- Task directions
Exclude any images and output the remaining records exactly.
##############################
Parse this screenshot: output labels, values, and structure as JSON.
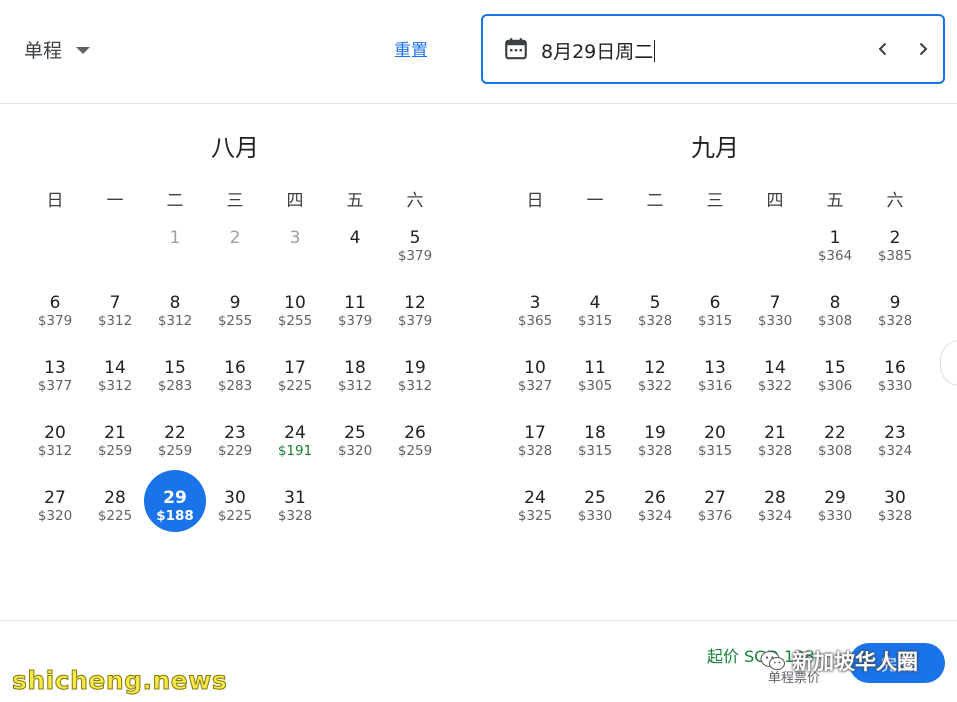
{
  "header": {
    "trip_type": "单程",
    "reset_label": "重置",
    "selected_date_text": "8月29日周二"
  },
  "weekdays": [
    "日",
    "一",
    "二",
    "三",
    "四",
    "五",
    "六"
  ],
  "months": [
    {
      "title": "八月",
      "first_weekday": 2,
      "days": [
        {
          "d": "1",
          "p": "",
          "state": "disabled"
        },
        {
          "d": "2",
          "p": "",
          "state": "disabled"
        },
        {
          "d": "3",
          "p": "",
          "state": "disabled"
        },
        {
          "d": "4",
          "p": ""
        },
        {
          "d": "5",
          "p": "$379"
        },
        {
          "d": "6",
          "p": "$379"
        },
        {
          "d": "7",
          "p": "$312"
        },
        {
          "d": "8",
          "p": "$312"
        },
        {
          "d": "9",
          "p": "$255"
        },
        {
          "d": "10",
          "p": "$255"
        },
        {
          "d": "11",
          "p": "$379"
        },
        {
          "d": "12",
          "p": "$379"
        },
        {
          "d": "13",
          "p": "$377"
        },
        {
          "d": "14",
          "p": "$312"
        },
        {
          "d": "15",
          "p": "$283"
        },
        {
          "d": "16",
          "p": "$283"
        },
        {
          "d": "17",
          "p": "$225"
        },
        {
          "d": "18",
          "p": "$312"
        },
        {
          "d": "19",
          "p": "$312"
        },
        {
          "d": "20",
          "p": "$312"
        },
        {
          "d": "21",
          "p": "$259"
        },
        {
          "d": "22",
          "p": "$259"
        },
        {
          "d": "23",
          "p": "$229"
        },
        {
          "d": "24",
          "p": "$191",
          "state": "cheap"
        },
        {
          "d": "25",
          "p": "$320"
        },
        {
          "d": "26",
          "p": "$259"
        },
        {
          "d": "27",
          "p": "$320"
        },
        {
          "d": "28",
          "p": "$225"
        },
        {
          "d": "29",
          "p": "$188",
          "state": "selected"
        },
        {
          "d": "30",
          "p": "$225"
        },
        {
          "d": "31",
          "p": "$328"
        }
      ]
    },
    {
      "title": "九月",
      "first_weekday": 5,
      "days": [
        {
          "d": "1",
          "p": "$364"
        },
        {
          "d": "2",
          "p": "$385"
        },
        {
          "d": "3",
          "p": "$365"
        },
        {
          "d": "4",
          "p": "$315"
        },
        {
          "d": "5",
          "p": "$328"
        },
        {
          "d": "6",
          "p": "$315"
        },
        {
          "d": "7",
          "p": "$330"
        },
        {
          "d": "8",
          "p": "$308"
        },
        {
          "d": "9",
          "p": "$328"
        },
        {
          "d": "10",
          "p": "$327"
        },
        {
          "d": "11",
          "p": "$305"
        },
        {
          "d": "12",
          "p": "$322"
        },
        {
          "d": "13",
          "p": "$316"
        },
        {
          "d": "14",
          "p": "$322"
        },
        {
          "d": "15",
          "p": "$306"
        },
        {
          "d": "16",
          "p": "$330"
        },
        {
          "d": "17",
          "p": "$328"
        },
        {
          "d": "18",
          "p": "$315"
        },
        {
          "d": "19",
          "p": "$328"
        },
        {
          "d": "20",
          "p": "$315"
        },
        {
          "d": "21",
          "p": "$328"
        },
        {
          "d": "22",
          "p": "$308"
        },
        {
          "d": "23",
          "p": "$324"
        },
        {
          "d": "24",
          "p": "$325"
        },
        {
          "d": "25",
          "p": "$330"
        },
        {
          "d": "26",
          "p": "$324"
        },
        {
          "d": "27",
          "p": "$376"
        },
        {
          "d": "28",
          "p": "$324"
        },
        {
          "d": "29",
          "p": "$330"
        },
        {
          "d": "30",
          "p": "$328"
        }
      ]
    }
  ],
  "footer": {
    "from_price": "起价 SGD 188",
    "from_price_sub": "单程票价",
    "done_label": "完成"
  },
  "watermarks": {
    "left": "shicheng.news",
    "right": "新加坡华人圈"
  },
  "colors": {
    "accent": "#1a73e8",
    "cheap_price": "#188038",
    "muted_text": "#5f6368"
  },
  "icons": {
    "date_field": "calendar-icon",
    "prev": "chevron-left-icon",
    "next": "chevron-right-icon",
    "trip_select": "caret-down-icon"
  }
}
##############################
- Output of the exercise
Parse this screenshot: output labels, values, and structure as JSON.
{
  "header": {
    "trip_type": "单程",
    "reset_label": "重置",
    "selected_date_text": "8月29日周二"
  },
  "weekdays": [
    "日",
    "一",
    "二",
    "三",
    "四",
    "五",
    "六"
  ],
  "months": [
    {
      "title": "八月",
      "first_weekday": 2,
      "days": [
        {
          "d": "1",
          "p": "",
          "state": "disabled"
        },
        {
          "d": "2",
          "p": "",
          "state": "disabled"
        },
        {
          "d": "3",
          "p": "",
          "state": "disabled"
        },
        {
          "d": "4",
          "p": ""
        },
        {
          "d": "5",
          "p": "$379"
        },
        {
          "d": "6",
          "p": "$379"
        },
        {
          "d": "7",
          "p": "$312"
        },
        {
          "d": "8",
          "p": "$312"
        },
        {
          "d": "9",
          "p": "$255"
        },
        {
          "d": "10",
          "p": "$255"
        },
        {
          "d": "11",
          "p": "$379"
        },
        {
          "d": "12",
          "p": "$379"
        },
        {
          "d": "13",
          "p": "$377"
        },
        {
          "d": "14",
          "p": "$312"
        },
        {
          "d": "15",
          "p": "$283"
        },
        {
          "d": "16",
          "p": "$283"
        },
        {
          "d": "17",
          "p": "$225"
        },
        {
          "d": "18",
          "p": "$312"
        },
        {
          "d": "19",
          "p": "$312"
        },
        {
          "d": "20",
          "p": "$312"
        },
        {
          "d": "21",
          "p": "$259"
        },
        {
          "d": "22",
          "p": "$259"
        },
        {
          "d": "23",
          "p": "$229"
        },
        {
          "d": "24",
          "p": "$191",
          "state": "cheap"
        },
        {
          "d": "25",
          "p": "$320"
        },
        {
          "d": "26",
          "p": "$259"
        },
        {
          "d": "27",
          "p": "$320"
        },
        {
          "d": "28",
          "p": "$225"
        },
        {
          "d": "29",
          "p": "$188",
          "state": "selected"
        },
        {
          "d": "30",
          "p": "$225"
        },
        {
          "d": "31",
          "p": "$328"
        }
      ]
    },
    {
      "title": "九月",
      "first_weekday": 5,
      "days": [
        {
          "d": "1",
          "p": "$364"
        },
        {
          "d": "2",
          "p": "$385"
        },
        {
          "d": "3",
          "p": "$365"
        },
        {
          "d": "4",
          "p": "$315"
        },
        {
          "d": "5",
          "p": "$328"
        },
        {
          "d": "6",
          "p": "$315"
        },
        {
          "d": "7",
          "p": "$330"
        },
        {
          "d": "8",
          "p": "$308"
        },
        {
          "d": "9",
          "p": "$328"
        },
        {
          "d": "10",
          "p": "$327"
        },
        {
          "d": "11",
          "p": "$305"
        },
        {
          "d": "12",
          "p": "$322"
        },
        {
          "d": "13",
          "p": "$316"
        },
        {
          "d": "14",
          "p": "$322"
        },
        {
          "d": "15",
          "p": "$306"
        },
        {
          "d": "16",
          "p": "$330"
        },
        {
          "d": "17",
          "p": "$328"
        },
        {
          "d": "18",
          "p": "$315"
        },
        {
          "d": "19",
          "p": "$328"
        },
        {
          "d": "20",
          "p": "$315"
        },
        {
          "d": "21",
          "p": "$328"
        },
        {
          "d": "22",
          "p": "$308"
        },
        {
          "d": "23",
          "p": "$324"
        },
        {
          "d": "24",
          "p": "$325"
        },
        {
          "d": "25",
          "p": "$330"
        },
        {
          "d": "26",
          "p": "$324"
        },
        {
          "d": "27",
          "p": "$376"
        },
        {
          "d": "28",
          "p": "$324"
        },
        {
          "d": "29",
          "p": "$330"
        },
        {
          "d": "30",
          "p": "$328"
        }
      ]
    }
  ],
  "footer": {
    "from_price": "起价 SGD 188",
    "from_price_sub": "单程票价",
    "done_label": "完成"
  },
  "watermarks": {
    "left": "shicheng.news",
    "right": "新加坡华人圈"
  },
  "colors": {
    "accent": "#1a73e8",
    "cheap_price": "#188038",
    "muted_text": "#5f6368"
  },
  "icons": {
    "date_field": "calendar-icon",
    "prev": "chevron-left-icon",
    "next": "chevron-right-icon",
    "trip_select": "caret-down-icon"
  }
}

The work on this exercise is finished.